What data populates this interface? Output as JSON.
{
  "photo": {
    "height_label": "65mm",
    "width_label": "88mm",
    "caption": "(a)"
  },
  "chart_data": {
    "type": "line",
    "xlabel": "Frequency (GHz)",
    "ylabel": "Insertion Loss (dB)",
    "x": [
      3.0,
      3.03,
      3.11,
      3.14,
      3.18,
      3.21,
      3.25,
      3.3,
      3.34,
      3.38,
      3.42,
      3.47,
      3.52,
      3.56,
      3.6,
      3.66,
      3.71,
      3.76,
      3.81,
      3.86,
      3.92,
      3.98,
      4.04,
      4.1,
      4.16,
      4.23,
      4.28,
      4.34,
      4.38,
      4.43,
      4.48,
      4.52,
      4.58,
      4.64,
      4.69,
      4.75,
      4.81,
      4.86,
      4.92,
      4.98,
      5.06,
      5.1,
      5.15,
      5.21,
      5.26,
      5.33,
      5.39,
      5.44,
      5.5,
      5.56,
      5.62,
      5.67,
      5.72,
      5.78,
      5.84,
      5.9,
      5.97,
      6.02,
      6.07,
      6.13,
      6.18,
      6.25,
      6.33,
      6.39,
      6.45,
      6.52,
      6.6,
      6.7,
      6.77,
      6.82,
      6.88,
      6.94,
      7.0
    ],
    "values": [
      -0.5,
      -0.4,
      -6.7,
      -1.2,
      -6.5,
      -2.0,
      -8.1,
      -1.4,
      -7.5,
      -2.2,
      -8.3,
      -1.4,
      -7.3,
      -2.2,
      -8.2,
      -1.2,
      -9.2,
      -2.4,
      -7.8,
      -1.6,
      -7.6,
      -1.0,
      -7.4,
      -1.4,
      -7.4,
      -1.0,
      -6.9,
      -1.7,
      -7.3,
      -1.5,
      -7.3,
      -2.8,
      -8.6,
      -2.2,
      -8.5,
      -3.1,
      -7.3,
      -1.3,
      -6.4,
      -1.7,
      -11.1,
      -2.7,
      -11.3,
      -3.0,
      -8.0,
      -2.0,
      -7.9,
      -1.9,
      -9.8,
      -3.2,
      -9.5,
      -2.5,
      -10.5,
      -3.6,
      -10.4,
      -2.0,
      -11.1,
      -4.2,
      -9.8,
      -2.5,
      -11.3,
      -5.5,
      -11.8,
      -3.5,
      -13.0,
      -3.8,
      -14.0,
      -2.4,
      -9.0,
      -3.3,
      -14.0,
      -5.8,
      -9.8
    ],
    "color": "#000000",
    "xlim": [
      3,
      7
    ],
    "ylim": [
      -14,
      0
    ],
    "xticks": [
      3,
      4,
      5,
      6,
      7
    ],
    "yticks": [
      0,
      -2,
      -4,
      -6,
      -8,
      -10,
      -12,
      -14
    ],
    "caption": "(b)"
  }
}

**Set problem**
Please output the complete data exactly.

**Output for this exercise**
What data populates this interface? Output as JSON.
{
  "photo": {
    "height_label": "65mm",
    "width_label": "88mm",
    "caption": "(a)"
  },
  "chart_data": {
    "type": "line",
    "xlabel": "Frequency (GHz)",
    "ylabel": "Insertion Loss (dB)",
    "x": [
      3.0,
      3.03,
      3.11,
      3.14,
      3.18,
      3.21,
      3.25,
      3.3,
      3.34,
      3.38,
      3.42,
      3.47,
      3.52,
      3.56,
      3.6,
      3.66,
      3.71,
      3.76,
      3.81,
      3.86,
      3.92,
      3.98,
      4.04,
      4.1,
      4.16,
      4.23,
      4.28,
      4.34,
      4.38,
      4.43,
      4.48,
      4.52,
      4.58,
      4.64,
      4.69,
      4.75,
      4.81,
      4.86,
      4.92,
      4.98,
      5.06,
      5.1,
      5.15,
      5.21,
      5.26,
      5.33,
      5.39,
      5.44,
      5.5,
      5.56,
      5.62,
      5.67,
      5.72,
      5.78,
      5.84,
      5.9,
      5.97,
      6.02,
      6.07,
      6.13,
      6.18,
      6.25,
      6.33,
      6.39,
      6.45,
      6.52,
      6.6,
      6.7,
      6.77,
      6.82,
      6.88,
      6.94,
      7.0
    ],
    "values": [
      -0.5,
      -0.4,
      -6.7,
      -1.2,
      -6.5,
      -2.0,
      -8.1,
      -1.4,
      -7.5,
      -2.2,
      -8.3,
      -1.4,
      -7.3,
      -2.2,
      -8.2,
      -1.2,
      -9.2,
      -2.4,
      -7.8,
      -1.6,
      -7.6,
      -1.0,
      -7.4,
      -1.4,
      -7.4,
      -1.0,
      -6.9,
      -1.7,
      -7.3,
      -1.5,
      -7.3,
      -2.8,
      -8.6,
      -2.2,
      -8.5,
      -3.1,
      -7.3,
      -1.3,
      -6.4,
      -1.7,
      -11.1,
      -2.7,
      -11.3,
      -3.0,
      -8.0,
      -2.0,
      -7.9,
      -1.9,
      -9.8,
      -3.2,
      -9.5,
      -2.5,
      -10.5,
      -3.6,
      -10.4,
      -2.0,
      -11.1,
      -4.2,
      -9.8,
      -2.5,
      -11.3,
      -5.5,
      -11.8,
      -3.5,
      -13.0,
      -3.8,
      -14.0,
      -2.4,
      -9.0,
      -3.3,
      -14.0,
      -5.8,
      -9.8
    ],
    "color": "#000000",
    "xlim": [
      3,
      7
    ],
    "ylim": [
      -14,
      0
    ],
    "xticks": [
      3,
      4,
      5,
      6,
      7
    ],
    "yticks": [
      0,
      -2,
      -4,
      -6,
      -8,
      -10,
      -12,
      -14
    ],
    "caption": "(b)"
  }
}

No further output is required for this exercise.